#### EXERCISE DESCRIPTION:
Do not copy the pictures; transcribe all other material exactly.

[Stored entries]
• • •

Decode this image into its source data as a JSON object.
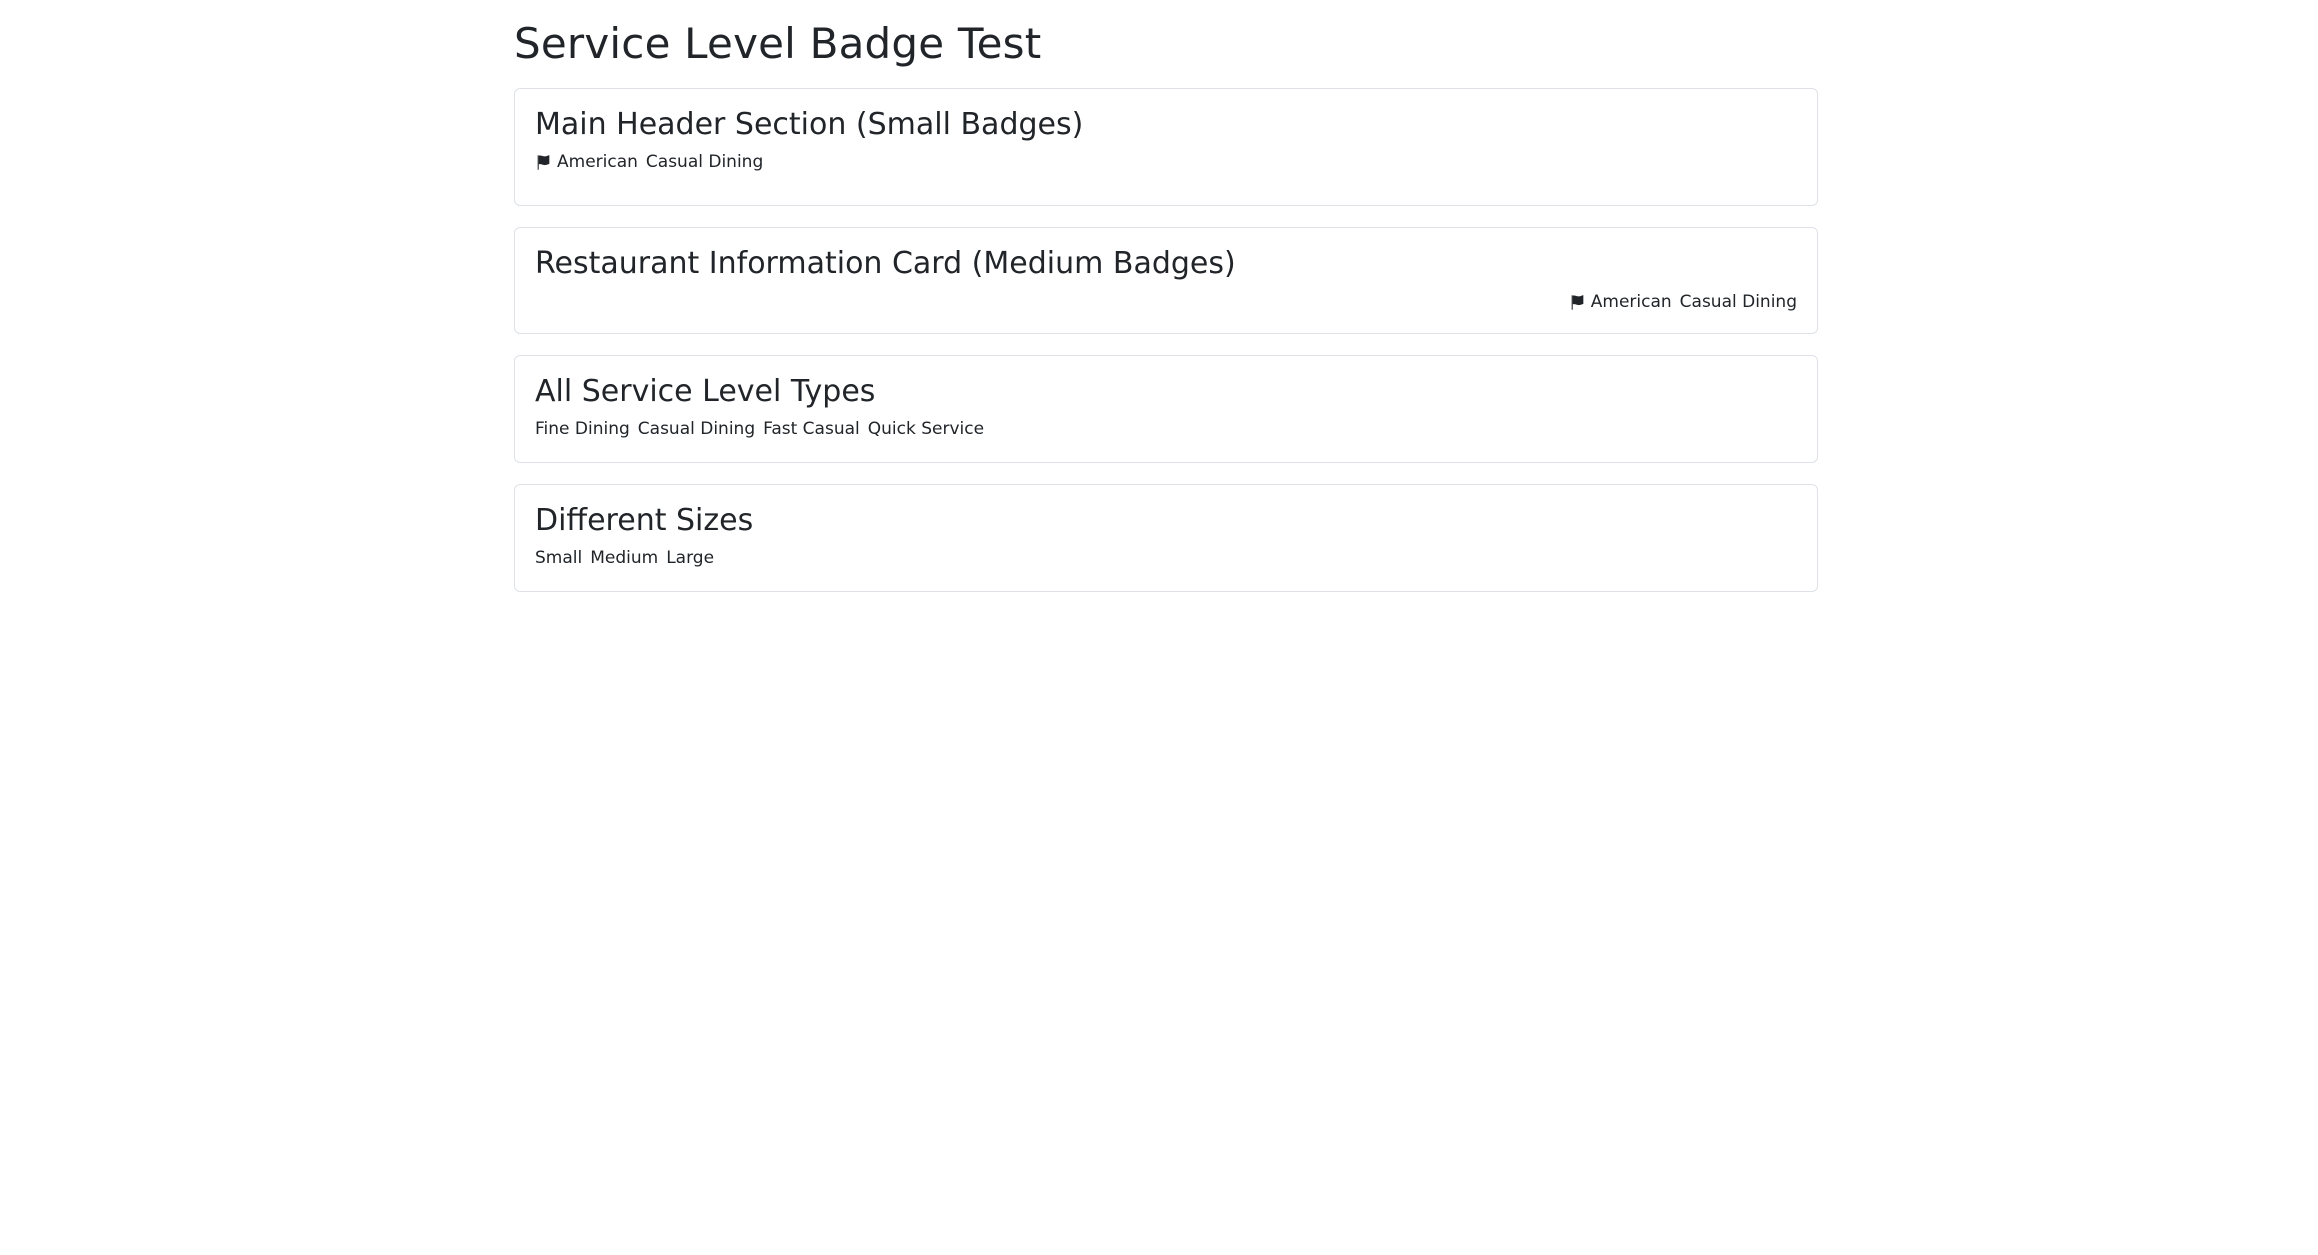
{
  "page": {
    "title": "Service Level Badge Test"
  },
  "sections": [
    {
      "title": "Main Header Section (Small Badges)",
      "badges": [
        {
          "label": "American",
          "icon": "flag-icon"
        },
        {
          "label": "Casual Dining"
        }
      ]
    },
    {
      "title": "Restaurant Information Card (Medium Badges)",
      "badges": [
        {
          "label": "American",
          "icon": "flag-icon"
        },
        {
          "label": "Casual Dining"
        }
      ]
    },
    {
      "title": "All Service Level Types",
      "badges": [
        {
          "label": "Fine Dining"
        },
        {
          "label": "Casual Dining"
        },
        {
          "label": "Fast Casual"
        },
        {
          "label": "Quick Service"
        }
      ]
    },
    {
      "title": "Different Sizes",
      "badges": [
        {
          "label": "Small"
        },
        {
          "label": "Medium"
        },
        {
          "label": "Large"
        }
      ]
    }
  ],
  "colors": {
    "text": "#212529",
    "border": "#dee2e6",
    "background": "#ffffff"
  }
}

• • •

#### TASK ANSWER:
Decode this image into its source data as a JSON object.
{
  "page": {
    "title": "Service Level Badge Test"
  },
  "sections": [
    {
      "title": "Main Header Section (Small Badges)",
      "badges": [
        {
          "label": "American",
          "icon": "flag-icon"
        },
        {
          "label": "Casual Dining"
        }
      ]
    },
    {
      "title": "Restaurant Information Card (Medium Badges)",
      "badges": [
        {
          "label": "American",
          "icon": "flag-icon"
        },
        {
          "label": "Casual Dining"
        }
      ]
    },
    {
      "title": "All Service Level Types",
      "badges": [
        {
          "label": "Fine Dining"
        },
        {
          "label": "Casual Dining"
        },
        {
          "label": "Fast Casual"
        },
        {
          "label": "Quick Service"
        }
      ]
    },
    {
      "title": "Different Sizes",
      "badges": [
        {
          "label": "Small"
        },
        {
          "label": "Medium"
        },
        {
          "label": "Large"
        }
      ]
    }
  ],
  "colors": {
    "text": "#212529",
    "border": "#dee2e6",
    "background": "#ffffff"
  }
}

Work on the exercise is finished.